═══ TEXTE À LIRE
Contre la politique d’apartheid israélienne: boycott, désinvestissement, sanctions !

Contre la politique d’apartheid israélienne: boycott, désinvestissement, sanctions !

Alors que l’assaut meurtrier
mené par l’armée israélienne contre la
flottille internationale d’aide à Gaza provoque toujours
de nombreuses protestations, nous nous sommes entretenus avec Hazem
Jamjoum, responsable de la communication du Centre de documentation
pour les droits de résidence et des réfugiés
palestiniens BADIL, de Bethléem. Il s’agissait de tracer
à grands traits les contours de la campagne BDS, de plus en plus
active et internationale.




Cet entretien se tient un jour
après l’action de l’armée israélienne
contre la flottille pour Gaza ; l’appel à la
campagne pour le boycott, le désinvestissement et les sanctions
(BDS) dont nous allons parler souligne pour sa part son
caractère d’action non violente. Quelle est
l’importance de cet aspect ?
══════
═══ DONNÉES
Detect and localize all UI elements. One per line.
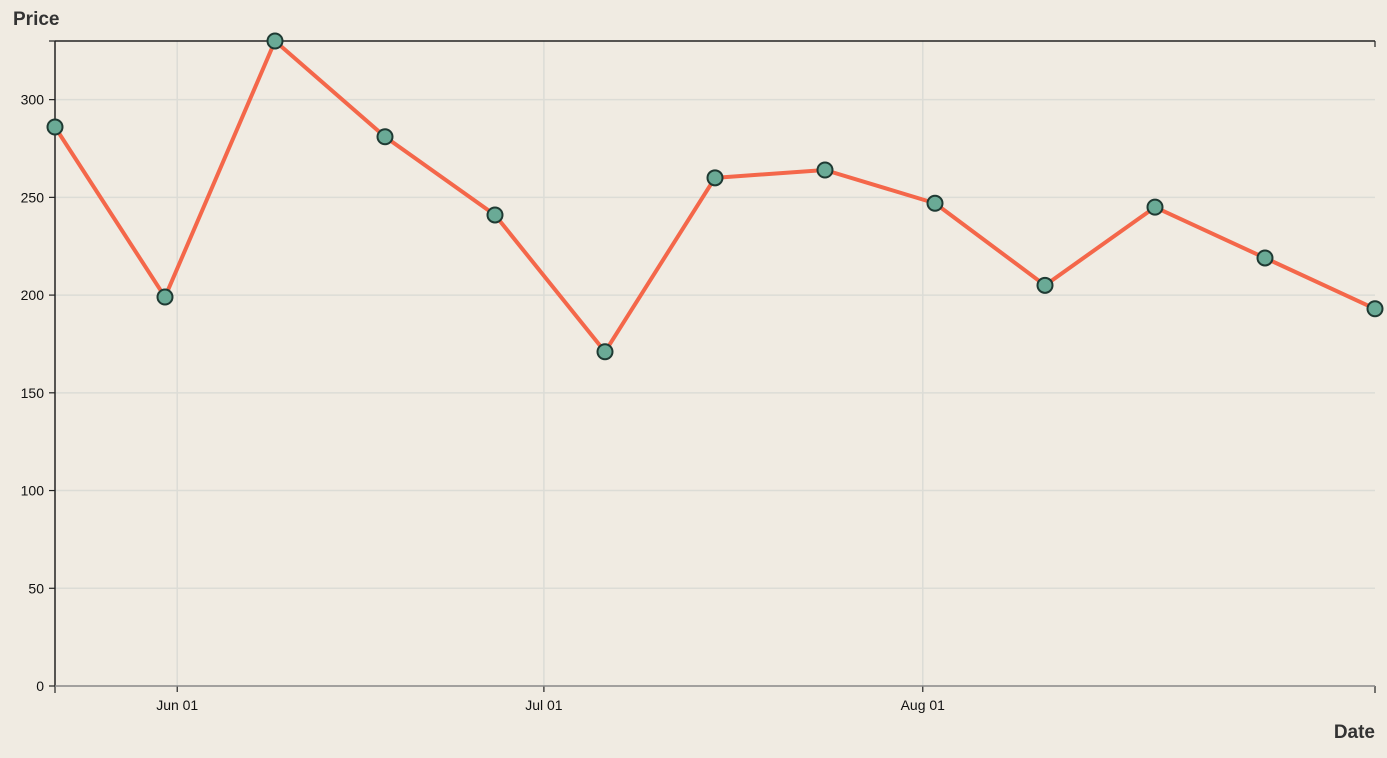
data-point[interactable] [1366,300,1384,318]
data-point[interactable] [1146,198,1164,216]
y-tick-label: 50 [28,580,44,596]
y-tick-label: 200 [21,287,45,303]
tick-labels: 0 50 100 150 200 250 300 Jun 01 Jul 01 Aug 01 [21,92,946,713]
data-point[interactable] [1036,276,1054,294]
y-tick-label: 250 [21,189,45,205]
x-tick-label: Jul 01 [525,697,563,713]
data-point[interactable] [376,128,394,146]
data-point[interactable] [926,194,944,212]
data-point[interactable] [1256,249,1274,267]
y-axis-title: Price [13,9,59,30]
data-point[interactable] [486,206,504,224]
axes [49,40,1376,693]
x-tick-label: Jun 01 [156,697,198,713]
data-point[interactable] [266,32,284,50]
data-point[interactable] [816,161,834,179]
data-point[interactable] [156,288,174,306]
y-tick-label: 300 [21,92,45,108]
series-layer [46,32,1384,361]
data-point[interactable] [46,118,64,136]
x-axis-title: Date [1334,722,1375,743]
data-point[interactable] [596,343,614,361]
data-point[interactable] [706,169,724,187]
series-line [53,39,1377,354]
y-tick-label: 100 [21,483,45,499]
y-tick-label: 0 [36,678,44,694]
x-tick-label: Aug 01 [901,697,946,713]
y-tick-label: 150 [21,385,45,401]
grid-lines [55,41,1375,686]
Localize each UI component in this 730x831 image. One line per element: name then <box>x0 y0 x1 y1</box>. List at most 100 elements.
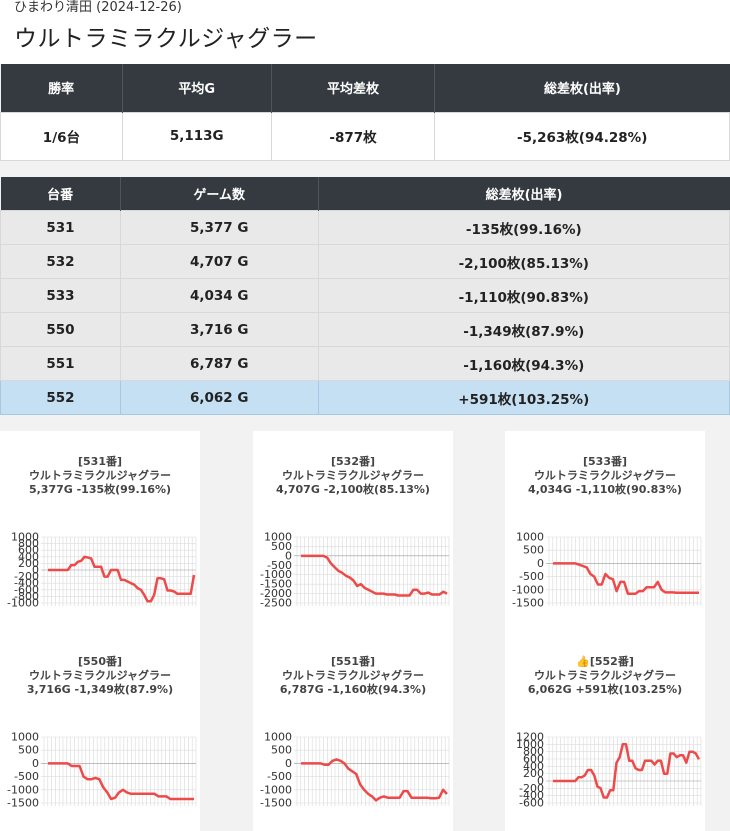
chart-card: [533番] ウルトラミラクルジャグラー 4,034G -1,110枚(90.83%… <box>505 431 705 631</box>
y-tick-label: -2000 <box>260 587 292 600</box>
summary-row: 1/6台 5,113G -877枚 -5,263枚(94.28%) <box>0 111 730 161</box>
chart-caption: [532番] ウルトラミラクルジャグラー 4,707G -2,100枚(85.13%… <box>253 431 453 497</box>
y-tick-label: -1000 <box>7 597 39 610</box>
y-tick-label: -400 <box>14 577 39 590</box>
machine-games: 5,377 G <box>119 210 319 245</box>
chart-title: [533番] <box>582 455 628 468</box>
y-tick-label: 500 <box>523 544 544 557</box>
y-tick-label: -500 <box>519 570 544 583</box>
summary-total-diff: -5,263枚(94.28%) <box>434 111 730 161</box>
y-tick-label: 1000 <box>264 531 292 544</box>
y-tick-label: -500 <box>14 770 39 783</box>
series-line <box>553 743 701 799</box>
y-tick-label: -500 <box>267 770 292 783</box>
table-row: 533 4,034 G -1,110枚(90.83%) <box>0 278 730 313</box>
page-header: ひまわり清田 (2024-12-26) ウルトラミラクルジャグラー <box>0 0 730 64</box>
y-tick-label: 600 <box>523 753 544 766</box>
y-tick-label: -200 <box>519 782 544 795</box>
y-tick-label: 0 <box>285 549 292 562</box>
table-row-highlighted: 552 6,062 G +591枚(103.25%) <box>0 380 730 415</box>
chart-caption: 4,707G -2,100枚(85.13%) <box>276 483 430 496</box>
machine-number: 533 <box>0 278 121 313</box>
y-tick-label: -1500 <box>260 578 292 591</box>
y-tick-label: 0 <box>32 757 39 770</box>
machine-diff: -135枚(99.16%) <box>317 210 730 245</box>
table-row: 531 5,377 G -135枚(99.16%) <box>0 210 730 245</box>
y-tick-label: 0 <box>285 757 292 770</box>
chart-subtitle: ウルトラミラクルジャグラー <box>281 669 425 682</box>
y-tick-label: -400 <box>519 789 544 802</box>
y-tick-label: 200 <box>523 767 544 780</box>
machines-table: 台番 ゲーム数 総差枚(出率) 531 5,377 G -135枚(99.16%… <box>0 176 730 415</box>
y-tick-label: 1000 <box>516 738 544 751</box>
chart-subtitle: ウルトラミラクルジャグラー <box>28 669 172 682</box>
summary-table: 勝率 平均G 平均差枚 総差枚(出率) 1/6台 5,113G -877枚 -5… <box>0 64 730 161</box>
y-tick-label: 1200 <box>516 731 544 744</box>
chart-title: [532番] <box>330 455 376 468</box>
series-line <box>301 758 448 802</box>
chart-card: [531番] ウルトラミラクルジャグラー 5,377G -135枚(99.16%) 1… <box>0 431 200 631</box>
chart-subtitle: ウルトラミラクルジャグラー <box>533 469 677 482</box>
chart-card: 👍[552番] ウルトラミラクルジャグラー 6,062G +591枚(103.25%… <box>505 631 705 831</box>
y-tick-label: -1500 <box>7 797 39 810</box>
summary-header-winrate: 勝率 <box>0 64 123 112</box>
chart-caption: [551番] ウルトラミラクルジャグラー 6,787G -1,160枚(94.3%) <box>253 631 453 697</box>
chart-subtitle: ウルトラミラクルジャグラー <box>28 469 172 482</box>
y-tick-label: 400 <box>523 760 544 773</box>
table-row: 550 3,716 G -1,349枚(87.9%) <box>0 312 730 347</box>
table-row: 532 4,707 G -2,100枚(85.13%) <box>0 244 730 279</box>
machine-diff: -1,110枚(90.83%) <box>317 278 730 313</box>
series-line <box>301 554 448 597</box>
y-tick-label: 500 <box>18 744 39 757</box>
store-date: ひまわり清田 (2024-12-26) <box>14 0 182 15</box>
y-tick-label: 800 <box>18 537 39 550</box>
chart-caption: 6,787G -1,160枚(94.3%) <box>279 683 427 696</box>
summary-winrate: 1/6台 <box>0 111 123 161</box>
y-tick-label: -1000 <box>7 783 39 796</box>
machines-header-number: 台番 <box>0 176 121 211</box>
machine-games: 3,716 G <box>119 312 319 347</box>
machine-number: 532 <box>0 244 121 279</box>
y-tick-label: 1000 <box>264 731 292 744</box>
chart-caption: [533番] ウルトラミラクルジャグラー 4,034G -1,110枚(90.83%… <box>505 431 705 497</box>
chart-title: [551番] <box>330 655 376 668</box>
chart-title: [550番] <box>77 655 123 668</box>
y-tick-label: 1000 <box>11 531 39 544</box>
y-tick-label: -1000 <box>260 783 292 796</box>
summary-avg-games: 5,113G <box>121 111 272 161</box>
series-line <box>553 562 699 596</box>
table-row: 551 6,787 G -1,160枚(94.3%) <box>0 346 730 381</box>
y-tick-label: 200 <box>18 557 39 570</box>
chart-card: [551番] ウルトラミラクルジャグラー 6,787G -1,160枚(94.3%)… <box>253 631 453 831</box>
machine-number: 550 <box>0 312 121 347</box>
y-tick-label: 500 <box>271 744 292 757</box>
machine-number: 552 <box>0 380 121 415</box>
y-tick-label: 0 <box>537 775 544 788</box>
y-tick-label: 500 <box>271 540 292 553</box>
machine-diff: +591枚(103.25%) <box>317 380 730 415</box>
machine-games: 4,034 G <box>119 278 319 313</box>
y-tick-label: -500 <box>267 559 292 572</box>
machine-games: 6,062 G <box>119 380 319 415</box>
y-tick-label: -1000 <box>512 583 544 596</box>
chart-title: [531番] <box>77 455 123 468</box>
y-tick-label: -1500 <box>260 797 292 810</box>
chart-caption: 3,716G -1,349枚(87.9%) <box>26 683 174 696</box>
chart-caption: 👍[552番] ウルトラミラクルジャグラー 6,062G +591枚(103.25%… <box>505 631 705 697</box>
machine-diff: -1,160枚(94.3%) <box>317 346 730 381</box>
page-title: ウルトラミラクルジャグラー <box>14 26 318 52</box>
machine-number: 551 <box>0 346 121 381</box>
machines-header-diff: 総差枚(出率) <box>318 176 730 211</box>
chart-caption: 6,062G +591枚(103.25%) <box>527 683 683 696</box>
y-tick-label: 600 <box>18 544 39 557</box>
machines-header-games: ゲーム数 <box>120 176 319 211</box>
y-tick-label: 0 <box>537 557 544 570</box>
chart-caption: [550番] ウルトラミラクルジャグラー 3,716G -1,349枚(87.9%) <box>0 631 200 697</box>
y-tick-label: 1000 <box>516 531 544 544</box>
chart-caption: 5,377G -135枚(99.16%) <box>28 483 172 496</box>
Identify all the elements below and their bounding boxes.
══════
═══ DONNÉES
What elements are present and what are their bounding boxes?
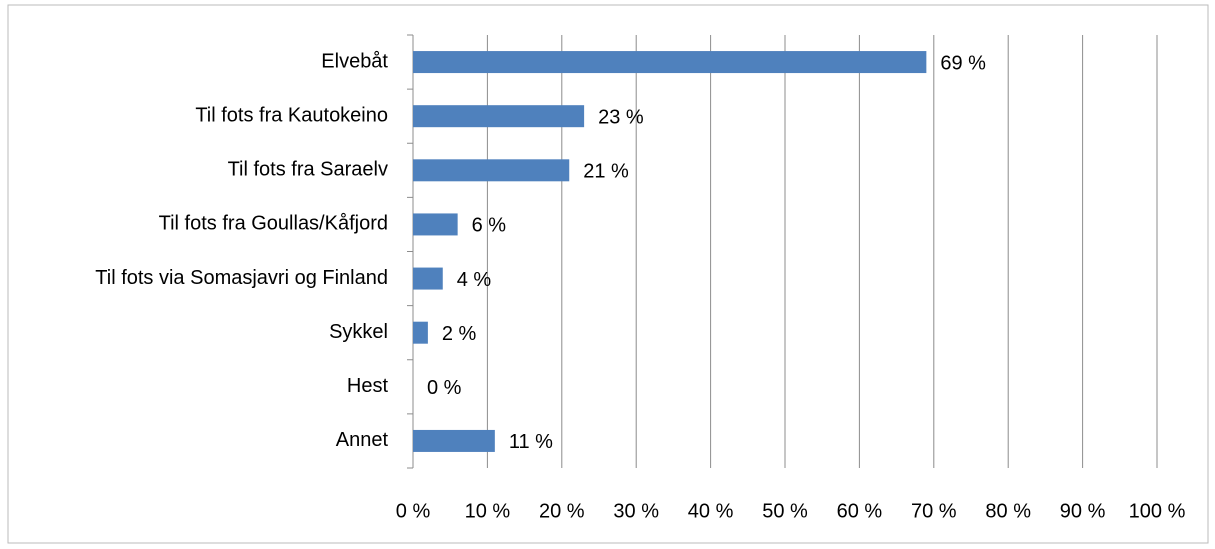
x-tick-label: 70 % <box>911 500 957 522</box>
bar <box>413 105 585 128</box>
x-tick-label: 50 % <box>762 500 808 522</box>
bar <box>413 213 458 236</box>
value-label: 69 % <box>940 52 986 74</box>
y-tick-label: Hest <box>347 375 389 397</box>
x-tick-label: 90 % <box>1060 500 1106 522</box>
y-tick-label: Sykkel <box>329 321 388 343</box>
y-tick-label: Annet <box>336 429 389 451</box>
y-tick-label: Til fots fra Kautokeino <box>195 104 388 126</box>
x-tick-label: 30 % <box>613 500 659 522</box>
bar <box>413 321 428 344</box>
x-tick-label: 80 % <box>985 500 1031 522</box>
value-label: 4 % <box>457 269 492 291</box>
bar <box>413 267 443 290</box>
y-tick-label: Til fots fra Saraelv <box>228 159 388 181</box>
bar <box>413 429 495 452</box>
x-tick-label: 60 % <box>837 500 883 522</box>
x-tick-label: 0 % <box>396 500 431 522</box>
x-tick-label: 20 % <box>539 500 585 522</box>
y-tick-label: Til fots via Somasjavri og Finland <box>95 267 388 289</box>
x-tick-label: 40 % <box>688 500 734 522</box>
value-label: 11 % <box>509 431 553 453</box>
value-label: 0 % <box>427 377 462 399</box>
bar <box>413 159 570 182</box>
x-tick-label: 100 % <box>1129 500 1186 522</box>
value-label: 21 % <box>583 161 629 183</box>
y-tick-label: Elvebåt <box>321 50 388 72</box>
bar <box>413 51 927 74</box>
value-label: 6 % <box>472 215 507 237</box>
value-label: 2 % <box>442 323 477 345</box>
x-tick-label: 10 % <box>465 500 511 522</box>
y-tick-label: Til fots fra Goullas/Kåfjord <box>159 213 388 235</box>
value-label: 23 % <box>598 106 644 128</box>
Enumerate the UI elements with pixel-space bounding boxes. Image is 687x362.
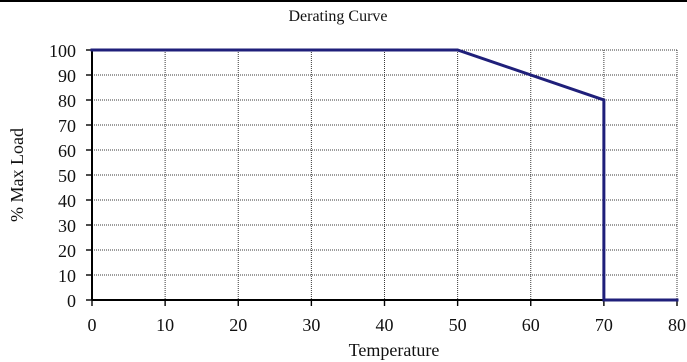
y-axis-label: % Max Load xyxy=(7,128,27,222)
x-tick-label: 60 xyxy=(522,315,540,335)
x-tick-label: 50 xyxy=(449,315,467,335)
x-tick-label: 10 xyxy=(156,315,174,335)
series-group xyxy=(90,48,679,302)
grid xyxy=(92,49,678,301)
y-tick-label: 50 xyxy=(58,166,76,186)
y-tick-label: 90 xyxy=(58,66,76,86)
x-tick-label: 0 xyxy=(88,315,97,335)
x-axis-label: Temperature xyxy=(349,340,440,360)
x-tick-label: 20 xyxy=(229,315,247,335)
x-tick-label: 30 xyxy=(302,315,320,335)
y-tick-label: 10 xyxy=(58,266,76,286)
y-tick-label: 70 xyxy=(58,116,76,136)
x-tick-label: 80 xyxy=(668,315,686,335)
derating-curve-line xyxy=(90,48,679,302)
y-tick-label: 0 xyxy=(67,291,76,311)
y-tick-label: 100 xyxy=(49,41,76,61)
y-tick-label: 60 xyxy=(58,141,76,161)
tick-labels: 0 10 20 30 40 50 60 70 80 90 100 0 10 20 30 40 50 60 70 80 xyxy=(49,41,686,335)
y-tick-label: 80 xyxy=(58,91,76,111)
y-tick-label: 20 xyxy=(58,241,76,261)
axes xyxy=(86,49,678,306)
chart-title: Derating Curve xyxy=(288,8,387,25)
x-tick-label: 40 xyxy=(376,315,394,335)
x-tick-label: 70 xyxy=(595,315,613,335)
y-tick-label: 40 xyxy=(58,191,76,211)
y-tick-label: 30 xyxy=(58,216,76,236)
══════
TÂCHES À RÉALISER:
1 – Recopiez le texte sur la campagne BDS en commençant à « Alors que l’assaut » et en terminant à « active et internationale. ».
2 – Résumez en deux phrases le texte sur la campagne BDS.
3 – Selon le texte sur la campagne BDS, quelle fonction Hazem Jamjoum occupe-t-il ?

RÉSULTATS PAR TÂCHE:
1 –
Alors que l’assaut meurtrier
mené par l’armée israélienne contre la
flottille internationale d’aide à Gaza provoque toujours
de nombreuses protestations, nous nous sommes entretenus avec Hazem
Jamjoum, responsable de la communication du Centre de documentation
pour les droits de résidence et des réfugiés
palestiniens BADIL, de Bethléem. Il s’agissait de tracer
à grands traits les contours de la campagne BDS, de plus en plus
active et internationale.

2 – Un jour après l'assaut meurtrier de l'armée israélienne contre la flottille internationale d'aide à Gaza, un entretien a été mené avec Hazem Jamjoum, responsable de la communication du centre BADIL de Bethléem, pour tracer à grands traits les contours de la campagne BDS, de plus en plus active et internationale. La première question porte sur l'importance du caractère d'action non violente que souligne l'appel à cette campagne.

3 – Il est responsable de la communication du Centre de documentation pour les droits de résidence et des réfugiés palestiniens BADIL, de Bethléem.